TO BE DONE
Search the listing below for the string "JSON" and copy every line where it occurs.

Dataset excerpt
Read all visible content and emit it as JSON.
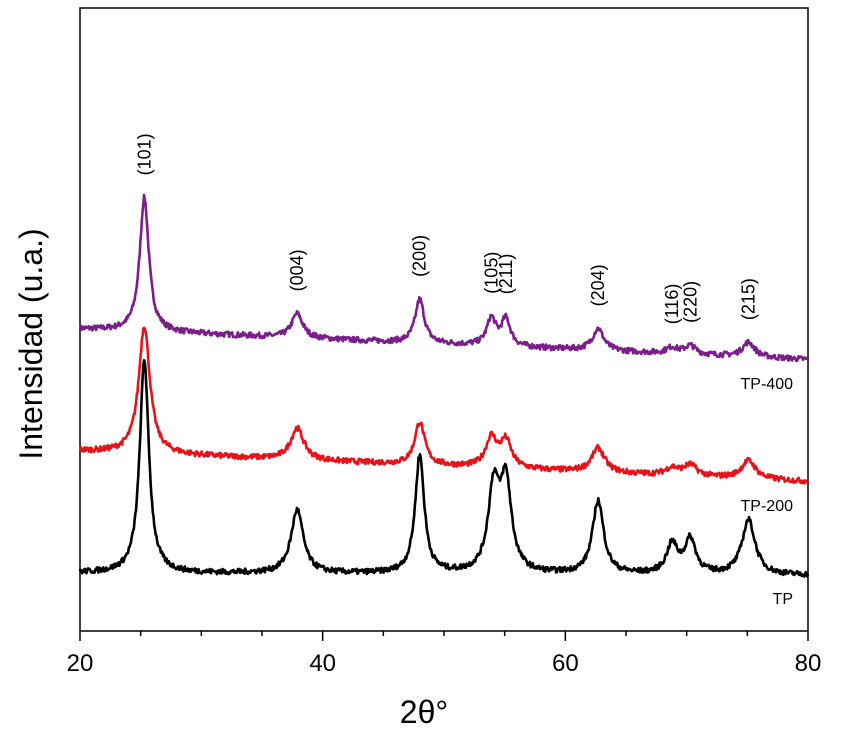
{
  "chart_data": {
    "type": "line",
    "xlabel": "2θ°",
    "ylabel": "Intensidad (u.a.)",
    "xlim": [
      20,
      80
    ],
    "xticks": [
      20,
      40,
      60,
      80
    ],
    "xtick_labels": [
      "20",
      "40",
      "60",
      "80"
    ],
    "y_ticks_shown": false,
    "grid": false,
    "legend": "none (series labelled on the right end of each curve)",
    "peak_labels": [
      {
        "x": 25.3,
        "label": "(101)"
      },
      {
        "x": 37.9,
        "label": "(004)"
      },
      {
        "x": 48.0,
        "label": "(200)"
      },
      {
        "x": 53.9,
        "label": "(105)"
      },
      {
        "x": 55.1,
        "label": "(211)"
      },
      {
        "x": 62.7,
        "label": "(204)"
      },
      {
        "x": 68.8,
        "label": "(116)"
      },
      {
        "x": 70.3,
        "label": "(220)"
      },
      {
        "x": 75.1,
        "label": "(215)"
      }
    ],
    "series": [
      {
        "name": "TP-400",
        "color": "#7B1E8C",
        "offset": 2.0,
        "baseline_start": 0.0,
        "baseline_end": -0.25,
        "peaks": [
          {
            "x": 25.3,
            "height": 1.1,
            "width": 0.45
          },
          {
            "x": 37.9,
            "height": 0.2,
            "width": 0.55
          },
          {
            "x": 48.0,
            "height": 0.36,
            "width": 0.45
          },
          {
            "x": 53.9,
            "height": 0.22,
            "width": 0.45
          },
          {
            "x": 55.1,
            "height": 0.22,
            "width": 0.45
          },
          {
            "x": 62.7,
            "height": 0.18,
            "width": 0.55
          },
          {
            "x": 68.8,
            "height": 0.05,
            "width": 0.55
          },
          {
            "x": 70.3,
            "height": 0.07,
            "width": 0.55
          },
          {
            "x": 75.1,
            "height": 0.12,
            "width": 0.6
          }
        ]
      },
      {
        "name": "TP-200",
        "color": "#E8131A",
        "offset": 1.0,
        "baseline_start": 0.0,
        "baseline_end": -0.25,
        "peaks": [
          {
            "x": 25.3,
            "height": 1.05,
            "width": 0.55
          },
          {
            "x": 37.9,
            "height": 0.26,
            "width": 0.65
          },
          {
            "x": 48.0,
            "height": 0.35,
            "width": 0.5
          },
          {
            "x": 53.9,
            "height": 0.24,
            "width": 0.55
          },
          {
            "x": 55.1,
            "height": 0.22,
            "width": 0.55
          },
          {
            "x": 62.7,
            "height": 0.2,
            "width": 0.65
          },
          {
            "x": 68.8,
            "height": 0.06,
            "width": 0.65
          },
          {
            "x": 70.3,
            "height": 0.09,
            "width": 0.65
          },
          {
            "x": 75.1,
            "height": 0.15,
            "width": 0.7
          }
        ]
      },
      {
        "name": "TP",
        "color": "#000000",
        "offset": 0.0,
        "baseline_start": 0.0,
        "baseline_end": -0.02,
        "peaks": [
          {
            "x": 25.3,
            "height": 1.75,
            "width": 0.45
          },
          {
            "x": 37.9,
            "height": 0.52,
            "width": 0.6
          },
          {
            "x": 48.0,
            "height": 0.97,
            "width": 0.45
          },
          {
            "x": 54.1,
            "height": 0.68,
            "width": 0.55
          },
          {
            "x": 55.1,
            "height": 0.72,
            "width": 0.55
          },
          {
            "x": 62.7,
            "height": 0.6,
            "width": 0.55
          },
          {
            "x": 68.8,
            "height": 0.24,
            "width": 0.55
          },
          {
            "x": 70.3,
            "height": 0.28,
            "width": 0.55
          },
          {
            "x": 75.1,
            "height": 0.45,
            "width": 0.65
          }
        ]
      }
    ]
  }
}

* * *

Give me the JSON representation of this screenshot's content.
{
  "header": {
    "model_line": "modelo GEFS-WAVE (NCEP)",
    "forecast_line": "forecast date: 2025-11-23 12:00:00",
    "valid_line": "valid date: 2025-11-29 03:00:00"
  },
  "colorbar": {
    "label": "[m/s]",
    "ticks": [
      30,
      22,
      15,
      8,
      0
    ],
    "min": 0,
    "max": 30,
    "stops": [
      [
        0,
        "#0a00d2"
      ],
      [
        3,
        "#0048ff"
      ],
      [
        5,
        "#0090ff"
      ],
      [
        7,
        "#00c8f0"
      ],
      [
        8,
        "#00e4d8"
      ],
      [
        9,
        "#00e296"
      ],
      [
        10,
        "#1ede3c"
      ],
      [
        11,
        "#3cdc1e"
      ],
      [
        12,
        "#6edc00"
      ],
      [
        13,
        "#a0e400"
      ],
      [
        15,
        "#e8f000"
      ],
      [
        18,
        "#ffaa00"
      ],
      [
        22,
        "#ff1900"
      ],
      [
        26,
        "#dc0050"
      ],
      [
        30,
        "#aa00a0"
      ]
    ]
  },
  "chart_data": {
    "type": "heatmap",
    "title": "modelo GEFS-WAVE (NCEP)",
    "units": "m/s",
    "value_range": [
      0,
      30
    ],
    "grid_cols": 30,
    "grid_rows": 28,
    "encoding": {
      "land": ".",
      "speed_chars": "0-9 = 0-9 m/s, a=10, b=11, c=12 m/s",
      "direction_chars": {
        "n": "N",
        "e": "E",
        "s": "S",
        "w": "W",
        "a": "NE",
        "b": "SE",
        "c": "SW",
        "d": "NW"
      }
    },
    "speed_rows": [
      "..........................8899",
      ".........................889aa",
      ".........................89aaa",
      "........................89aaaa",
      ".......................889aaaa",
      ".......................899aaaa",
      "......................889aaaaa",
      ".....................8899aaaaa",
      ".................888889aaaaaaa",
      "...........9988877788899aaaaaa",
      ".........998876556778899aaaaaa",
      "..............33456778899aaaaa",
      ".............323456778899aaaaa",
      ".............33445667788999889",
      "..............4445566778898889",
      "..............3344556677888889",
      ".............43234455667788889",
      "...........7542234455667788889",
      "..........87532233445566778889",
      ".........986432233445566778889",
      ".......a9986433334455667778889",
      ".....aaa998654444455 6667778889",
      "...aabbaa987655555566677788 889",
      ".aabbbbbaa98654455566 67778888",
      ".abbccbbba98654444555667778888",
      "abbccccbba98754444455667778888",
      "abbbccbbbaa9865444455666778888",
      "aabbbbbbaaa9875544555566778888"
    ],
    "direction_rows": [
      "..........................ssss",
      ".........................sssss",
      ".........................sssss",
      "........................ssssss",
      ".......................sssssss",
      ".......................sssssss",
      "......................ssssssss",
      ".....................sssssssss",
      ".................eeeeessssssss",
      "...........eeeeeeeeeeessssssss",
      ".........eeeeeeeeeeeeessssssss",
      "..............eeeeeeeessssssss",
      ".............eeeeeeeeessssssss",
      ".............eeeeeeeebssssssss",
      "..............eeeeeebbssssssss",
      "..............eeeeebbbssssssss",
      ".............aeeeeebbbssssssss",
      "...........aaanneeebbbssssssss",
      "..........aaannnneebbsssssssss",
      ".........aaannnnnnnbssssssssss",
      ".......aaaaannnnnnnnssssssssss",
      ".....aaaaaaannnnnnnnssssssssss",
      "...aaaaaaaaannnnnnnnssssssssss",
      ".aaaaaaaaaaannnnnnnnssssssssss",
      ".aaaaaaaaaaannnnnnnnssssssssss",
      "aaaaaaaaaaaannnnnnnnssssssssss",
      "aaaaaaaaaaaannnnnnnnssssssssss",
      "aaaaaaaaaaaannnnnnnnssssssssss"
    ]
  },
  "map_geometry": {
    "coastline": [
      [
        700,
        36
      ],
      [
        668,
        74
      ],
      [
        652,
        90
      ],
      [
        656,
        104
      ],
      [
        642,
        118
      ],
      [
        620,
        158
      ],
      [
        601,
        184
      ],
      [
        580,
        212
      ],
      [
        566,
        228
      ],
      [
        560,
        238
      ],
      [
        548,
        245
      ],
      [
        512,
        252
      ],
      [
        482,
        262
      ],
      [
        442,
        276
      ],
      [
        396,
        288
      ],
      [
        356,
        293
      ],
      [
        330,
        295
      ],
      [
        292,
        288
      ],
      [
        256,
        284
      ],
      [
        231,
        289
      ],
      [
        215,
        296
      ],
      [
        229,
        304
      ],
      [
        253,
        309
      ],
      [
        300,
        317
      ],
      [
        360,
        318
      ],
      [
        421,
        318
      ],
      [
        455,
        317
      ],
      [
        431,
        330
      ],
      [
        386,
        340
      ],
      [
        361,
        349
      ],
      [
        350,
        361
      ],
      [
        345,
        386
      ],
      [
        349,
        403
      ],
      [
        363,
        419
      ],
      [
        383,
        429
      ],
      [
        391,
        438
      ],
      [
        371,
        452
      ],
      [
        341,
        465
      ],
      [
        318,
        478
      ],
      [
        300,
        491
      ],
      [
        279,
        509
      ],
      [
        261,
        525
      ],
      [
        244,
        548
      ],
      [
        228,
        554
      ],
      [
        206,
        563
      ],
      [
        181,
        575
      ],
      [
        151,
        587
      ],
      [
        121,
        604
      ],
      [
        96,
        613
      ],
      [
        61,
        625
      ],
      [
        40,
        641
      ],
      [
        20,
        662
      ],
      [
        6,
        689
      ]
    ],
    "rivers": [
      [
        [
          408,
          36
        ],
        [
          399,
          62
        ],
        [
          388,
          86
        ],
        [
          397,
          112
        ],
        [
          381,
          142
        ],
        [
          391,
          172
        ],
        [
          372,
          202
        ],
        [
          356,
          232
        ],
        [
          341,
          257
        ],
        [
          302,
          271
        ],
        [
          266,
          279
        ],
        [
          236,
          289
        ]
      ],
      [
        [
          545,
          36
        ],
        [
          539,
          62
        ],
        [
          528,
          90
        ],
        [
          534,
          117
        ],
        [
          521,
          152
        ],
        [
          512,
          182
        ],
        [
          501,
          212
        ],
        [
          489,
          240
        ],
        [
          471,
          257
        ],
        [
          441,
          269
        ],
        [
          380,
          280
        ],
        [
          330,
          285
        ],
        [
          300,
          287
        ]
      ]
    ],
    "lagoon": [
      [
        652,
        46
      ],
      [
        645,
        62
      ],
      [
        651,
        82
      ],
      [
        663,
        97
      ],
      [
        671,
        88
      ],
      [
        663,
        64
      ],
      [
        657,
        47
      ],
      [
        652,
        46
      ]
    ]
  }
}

SOLUTION FOR THIS TASK
Read all visible content and emit it as JSON.
Give me the JSON representation of this screenshot's content.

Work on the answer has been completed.